▸ Task objective
All of the listing below must be repeated word for word. Pictures are the only thing to omit.

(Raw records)

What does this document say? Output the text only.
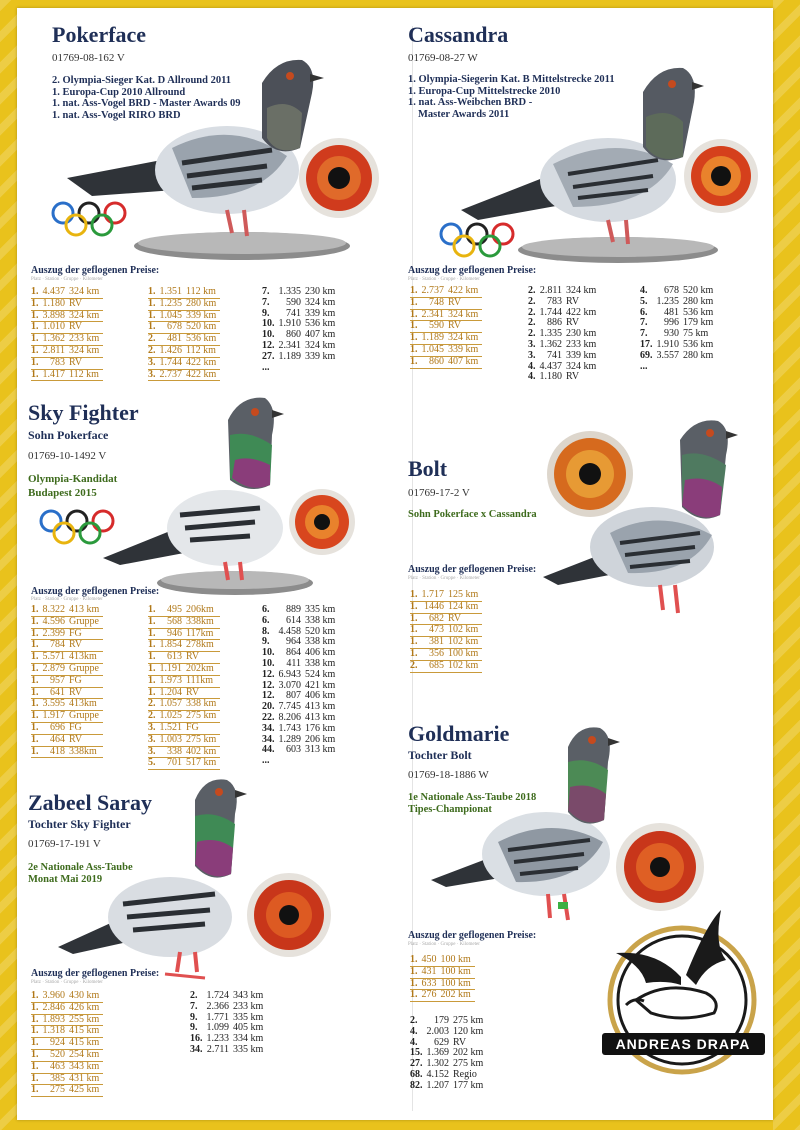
Pokerface
01769-08-162 V
2. Olympia-Sieger Kat. D Allround 2011
1. Europa-Cup 2010 Allround
1. nat. Ass-Vogel BRD - Master Awards 09
1. nat. Ass-Vogel RIRO BRD
Auszug der geflogenen Preise:
Platz · Station · Gruppe · Kilometer
1.	4.437	324 km
1.	1.180	RV
1.	3.898	324 km
1.	1.010	RV
1.	1.362	233 km
1.	2.811	324 km
1.	783	RV
1.	1.417	112 km
1.	1.351	112 km
1.	1.235	280 km
1.	1.045	339 km
1.	678	520 km
2.	481	536 km
2.	1.426	112 km
3.	1.744	422 km
3.	2.737	422 km
7.	1.335	230 km
7.	590	324 km
9.	741	339 km
10.	1.910	536 km
10.	860	407 km
12.	2.341	324 km
27.	1.189	339 km
...		
Cassandra
01769-08-27 W
1. Olympia-Siegerin Kat. B Mittelstrecke 2011
1. Europa-Cup Mittelstrecke 2010
1. nat. Ass-Weibchen BRD -
Master Awards 2011
Auszug der geflogenen Preise:
Platz · Station · Gruppe · Kilometer
1.	2.737	422 km
1.	748	RV
1.	2.341	324 km
1.	590	RV
1.	1.189	324 km
1.	1.045	339 km
1.	860	407 km
2.	2.811	324 km
2.	783	RV
2.	1.744	422 km
2.	886	RV
2.	1.335	230 km
3.	1.362	233 km
3.	741	339 km
4.	4.437	324 km
4.	1.180	RV
4.	678	520 km
5.	1.235	280 km
6.	481	536 km
7.	996	179 km
7.	930	75 km
17.	1.910	536 km
69.	3.557	280 km
...		
Sky Fighter
Sohn Pokerface
01769-10-1492 V
Olympia-Kandidat
Budapest 2015
Auszug der geflogenen Preise:
Platz · Station · Gruppe · Kilometer
1.	8.322	413 km
1.	4.596	Gruppe
1.	2.399	FG
1.	784	RV
1.	5.571	413km
1.	2.879	Gruppe
1.	957	FG
1.	641	RV
1.	3.595	413km
1.	1.917	Gruppe
1.	696	FG
1.	464	RV
1.	418	338km
1.	495	206km
1.	568	338km
1.	946	117km
1.	1.854	278km
1.	613	RV
1.	1.191	202km
1.	1.973	111km
1.	1.204	RV
2.	1.057	338 km
2.	1.025	275 km
3.	1.521	FG
3.	1.003	275 km
3.	338	402 km
5.	701	517 km
6.	889	335 km
6.	614	338 km
8.	4.458	520 km
9.	964	338 km
10.	864	406 km
10.	411	338 km
12.	6.943	524 km
12.	3.070	421 km
12.	807	406 km
20.	7.745	413 km
22.	8.206	413 km
34.	1.743	176 km
34.	1.289	206 km
44.	603	313 km
...		
Bolt
01769-17-2 V
Sohn Pokerface x Cassandra
Auszug der geflogenen Preise:
Platz · Station · Gruppe · Kilometer
1.	1.717	125 km
1.	1446	124 km
1.	682	RV
1.	473	102 km
1.	381	102 km
1.	356	100 km
2.	685	102 km
Zabeel Saray
Tochter Sky Fighter
01769-17-191 V
2e Nationale Ass-Taube
Monat Mai 2019
Auszug der geflogenen Preise:
Platz · Station · Gruppe · Kilometer
1.	3.960	430 km
1.	2.846	426 km
1.	1.893	255 km
1.	1.318	415 km
1.	924	415 km
1.	520	254 km
1.	463	343 km
1.	385	431 km
1.	275	425 km
2.	1.724	343 km
7.	2.366	233 km
9.	1.771	335 km
9.	1.099	405 km
16.	1.233	334 km
34.	2.711	335 km
Goldmarie
Tochter Bolt
01769-18-1886 W
1e Nationale Ass-Taube 2018
Tipes-Championat
Auszug der geflogenen Preise:
Platz · Station · Gruppe · Kilometer
1.	450	100 km
1.	431	100 km
1.	633	100 km
1.	276	202 km
2.	179	275 km
4.	2.003	120 km
4.	629	RV
15.	1.369	202 km
27.	1.302	275 km
68.	4.152	Regio
82.	1.207	177 km
ANDREAS DRAPA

▸ Answer in full
What does this document say? Output the text only.
Pokerface
01769-08-162 V
2. Olympia-Sieger Kat. D Allround 2011
1. Europa-Cup 2010 Allround
1. nat. Ass-Vogel BRD - Master Awards 09
1. nat. Ass-Vogel RIRO BRD
Auszug der geflogenen Preise:
Platz · Station · Gruppe · Kilometer
1.	4.437	324 km
1.	1.180	RV
1.	3.898	324 km
1.	1.010	RV
1.	1.362	233 km
1.	2.811	324 km
1.	783	RV
1.	1.417	112 km
1.	1.351	112 km
1.	1.235	280 km
1.	1.045	339 km
1.	678	520 km
2.	481	536 km
2.	1.426	112 km
3.	1.744	422 km
3.	2.737	422 km
7.	1.335	230 km
7.	590	324 km
9.	741	339 km
10.	1.910	536 km
10.	860	407 km
12.	2.341	324 km
27.	1.189	339 km
...		
Cassandra
01769-08-27 W
1. Olympia-Siegerin Kat. B Mittelstrecke 2011
1. Europa-Cup Mittelstrecke 2010
1. nat. Ass-Weibchen BRD -
Master Awards 2011
Auszug der geflogenen Preise:
Platz · Station · Gruppe · Kilometer
1.	2.737	422 km
1.	748	RV
1.	2.341	324 km
1.	590	RV
1.	1.189	324 km
1.	1.045	339 km
1.	860	407 km
2.	2.811	324 km
2.	783	RV
2.	1.744	422 km
2.	886	RV
2.	1.335	230 km
3.	1.362	233 km
3.	741	339 km
4.	4.437	324 km
4.	1.180	RV
4.	678	520 km
5.	1.235	280 km
6.	481	536 km
7.	996	179 km
7.	930	75 km
17.	1.910	536 km
69.	3.557	280 km
...		
Sky Fighter
Sohn Pokerface
01769-10-1492 V
Olympia-Kandidat
Budapest 2015
Auszug der geflogenen Preise:
Platz · Station · Gruppe · Kilometer
1.	8.322	413 km
1.	4.596	Gruppe
1.	2.399	FG
1.	784	RV
1.	5.571	413km
1.	2.879	Gruppe
1.	957	FG
1.	641	RV
1.	3.595	413km
1.	1.917	Gruppe
1.	696	FG
1.	464	RV
1.	418	338km
1.	495	206km
1.	568	338km
1.	946	117km
1.	1.854	278km
1.	613	RV
1.	1.191	202km
1.	1.973	111km
1.	1.204	RV
2.	1.057	338 km
2.	1.025	275 km
3.	1.521	FG
3.	1.003	275 km
3.	338	402 km
5.	701	517 km
6.	889	335 km
6.	614	338 km
8.	4.458	520 km
9.	964	338 km
10.	864	406 km
10.	411	338 km
12.	6.943	524 km
12.	3.070	421 km
12.	807	406 km
20.	7.745	413 km
22.	8.206	413 km
34.	1.743	176 km
34.	1.289	206 km
44.	603	313 km
...		
Bolt
01769-17-2 V
Sohn Pokerface x Cassandra
Auszug der geflogenen Preise:
Platz · Station · Gruppe · Kilometer
1.	1.717	125 km
1.	1446	124 km
1.	682	RV
1.	473	102 km
1.	381	102 km
1.	356	100 km
2.	685	102 km
Zabeel Saray
Tochter Sky Fighter
01769-17-191 V
2e Nationale Ass-Taube
Monat Mai 2019
Auszug der geflogenen Preise:
Platz · Station · Gruppe · Kilometer
1.	3.960	430 km
1.	2.846	426 km
1.	1.893	255 km
1.	1.318	415 km
1.	924	415 km
1.	520	254 km
1.	463	343 km
1.	385	431 km
1.	275	425 km
2.	1.724	343 km
7.	2.366	233 km
9.	1.771	335 km
9.	1.099	405 km
16.	1.233	334 km
34.	2.711	335 km
Goldmarie
Tochter Bolt
01769-18-1886 W
1e Nationale Ass-Taube 2018
Tipes-Championat
Auszug der geflogenen Preise:
Platz · Station · Gruppe · Kilometer
1.	450	100 km
1.	431	100 km
1.	633	100 km
1.	276	202 km
2.	179	275 km
4.	2.003	120 km
4.	629	RV
15.	1.369	202 km
27.	1.302	275 km
68.	4.152	Regio
82.	1.207	177 km
ANDREAS DRAPA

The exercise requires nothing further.